Data provided>

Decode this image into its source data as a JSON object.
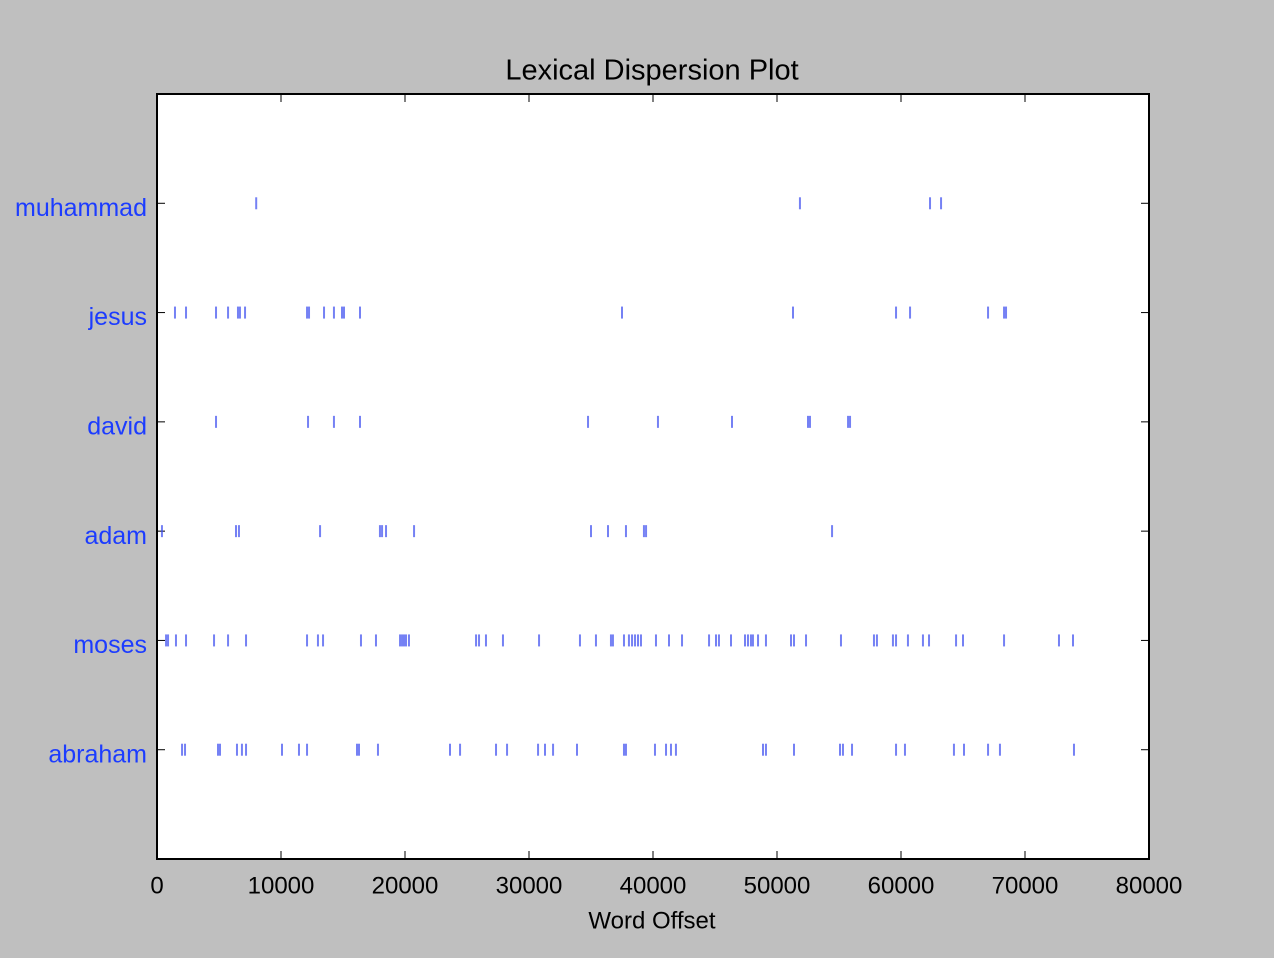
{
  "chart_data": {
    "type": "dispersion",
    "title": "Lexical Dispersion Plot",
    "x_label": "Word Offset",
    "xlim": [
      0,
      80000
    ],
    "xticks": [
      0,
      10000,
      20000,
      30000,
      40000,
      50000,
      60000,
      70000,
      80000
    ],
    "color": "#3b4cf0",
    "label_color": "#1c3cff",
    "series": [
      {
        "name": "muhammad",
        "values": [
          8000,
          51850,
          62340,
          63230
        ]
      },
      {
        "name": "jesus",
        "values": [
          1450,
          2340,
          4760,
          5730,
          6530,
          6690,
          7100,
          12100,
          12260,
          13470,
          14270,
          14920,
          15080,
          16370,
          37500,
          51290,
          59600,
          60730,
          67020,
          68310,
          68470
        ]
      },
      {
        "name": "david",
        "values": [
          4760,
          12180,
          14270,
          16370,
          34760,
          40400,
          46370,
          52500,
          52660,
          55730,
          55890
        ]
      },
      {
        "name": "adam",
        "values": [
          400,
          6370,
          6610,
          13150,
          17980,
          18150,
          18470,
          20730,
          35000,
          36370,
          37820,
          39270,
          39440,
          54440
        ]
      },
      {
        "name": "moses",
        "values": [
          730,
          890,
          1530,
          2340,
          4600,
          5730,
          7180,
          12100,
          12980,
          13390,
          16450,
          17660,
          19600,
          19760,
          19920,
          20080,
          20320,
          25730,
          25970,
          26530,
          27900,
          30810,
          34110,
          35400,
          36610,
          36770,
          37660,
          38060,
          38310,
          38550,
          38790,
          39030,
          40240,
          41290,
          42340,
          44520,
          45080,
          45320,
          46290,
          47420,
          47660,
          47900,
          48060,
          48470,
          49110,
          51130,
          51370,
          52340,
          55160,
          57820,
          58060,
          59350,
          59600,
          60560,
          61770,
          62260,
          64440,
          65000,
          68310,
          72740,
          73870
        ]
      },
      {
        "name": "abraham",
        "values": [
          2020,
          2260,
          4920,
          5080,
          6450,
          6850,
          7180,
          10080,
          11450,
          12100,
          16130,
          16290,
          17820,
          23630,
          24440,
          27340,
          28230,
          30730,
          31290,
          31940,
          33870,
          37660,
          37820,
          40160,
          41050,
          41450,
          41850,
          48870,
          49110,
          51370,
          55080,
          55320,
          56050,
          59600,
          60320,
          64270,
          65080,
          67020,
          67980,
          73950
        ]
      }
    ]
  }
}
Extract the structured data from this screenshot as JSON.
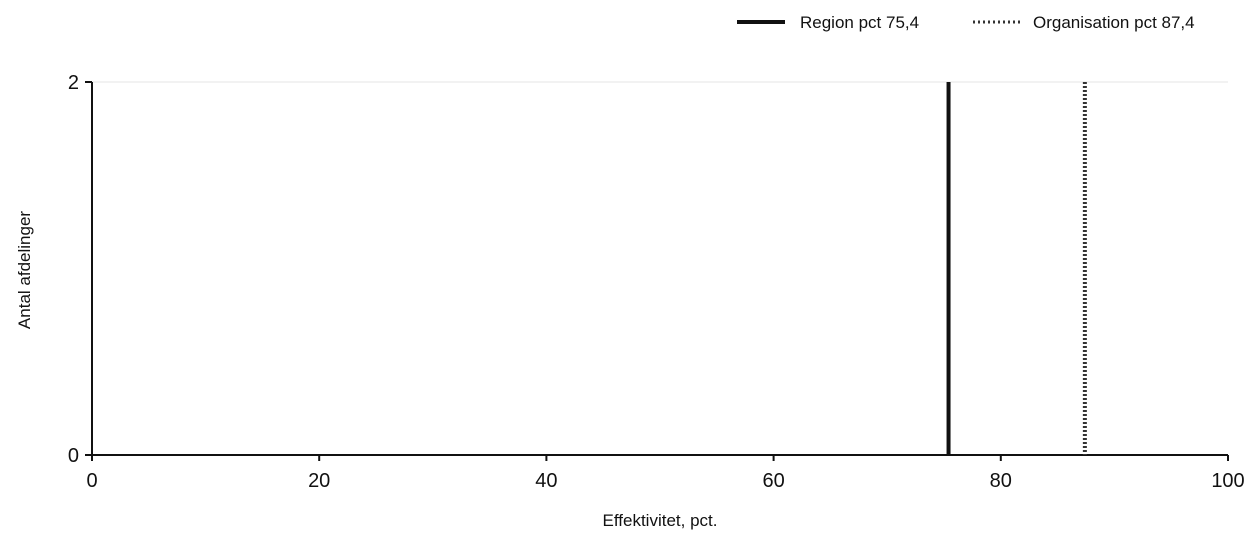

Task directions>
Reproduce all of the entries word for word, skipping any pictures they hold.

Answer to this exercise>
Decode this image into its source data as a JSON object.
{
  "chart_data": {
    "type": "dispersion",
    "title": "Lexical Dispersion Plot",
    "x_label": "Word Offset",
    "xlim": [
      0,
      80000
    ],
    "xticks": [
      0,
      10000,
      20000,
      30000,
      40000,
      50000,
      60000,
      70000,
      80000
    ],
    "color": "#3b4cf0",
    "label_color": "#1c3cff",
    "series": [
      {
        "name": "muhammad",
        "values": [
          8000,
          51850,
          62340,
          63230
        ]
      },
      {
        "name": "jesus",
        "values": [
          1450,
          2340,
          4760,
          5730,
          6530,
          6690,
          7100,
          12100,
          12260,
          13470,
          14270,
          14920,
          15080,
          16370,
          37500,
          51290,
          59600,
          60730,
          67020,
          68310,
          68470
        ]
      },
      {
        "name": "david",
        "values": [
          4760,
          12180,
          14270,
          16370,
          34760,
          40400,
          46370,
          52500,
          52660,
          55730,
          55890
        ]
      },
      {
        "name": "adam",
        "values": [
          400,
          6370,
          6610,
          13150,
          17980,
          18150,
          18470,
          20730,
          35000,
          36370,
          37820,
          39270,
          39440,
          54440
        ]
      },
      {
        "name": "moses",
        "values": [
          730,
          890,
          1530,
          2340,
          4600,
          5730,
          7180,
          12100,
          12980,
          13390,
          16450,
          17660,
          19600,
          19760,
          19920,
          20080,
          20320,
          25730,
          25970,
          26530,
          27900,
          30810,
          34110,
          35400,
          36610,
          36770,
          37660,
          38060,
          38310,
          38550,
          38790,
          39030,
          40240,
          41290,
          42340,
          44520,
          45080,
          45320,
          46290,
          47420,
          47660,
          47900,
          48060,
          48470,
          49110,
          51130,
          51370,
          52340,
          55160,
          57820,
          58060,
          59350,
          59600,
          60560,
          61770,
          62260,
          64440,
          65000,
          68310,
          72740,
          73870
        ]
      },
      {
        "name": "abraham",
        "values": [
          2020,
          2260,
          4920,
          5080,
          6450,
          6850,
          7180,
          10080,
          11450,
          12100,
          16130,
          16290,
          17820,
          23630,
          24440,
          27340,
          28230,
          30730,
          31290,
          31940,
          33870,
          37660,
          37820,
          40160,
          41050,
          41450,
          41850,
          48870,
          49110,
          51370,
          55080,
          55320,
          56050,
          59600,
          60320,
          64270,
          65080,
          67020,
          67980,
          73950
        ]
      }
    ]
  }
}
Extract the structured data from this screenshot as JSON.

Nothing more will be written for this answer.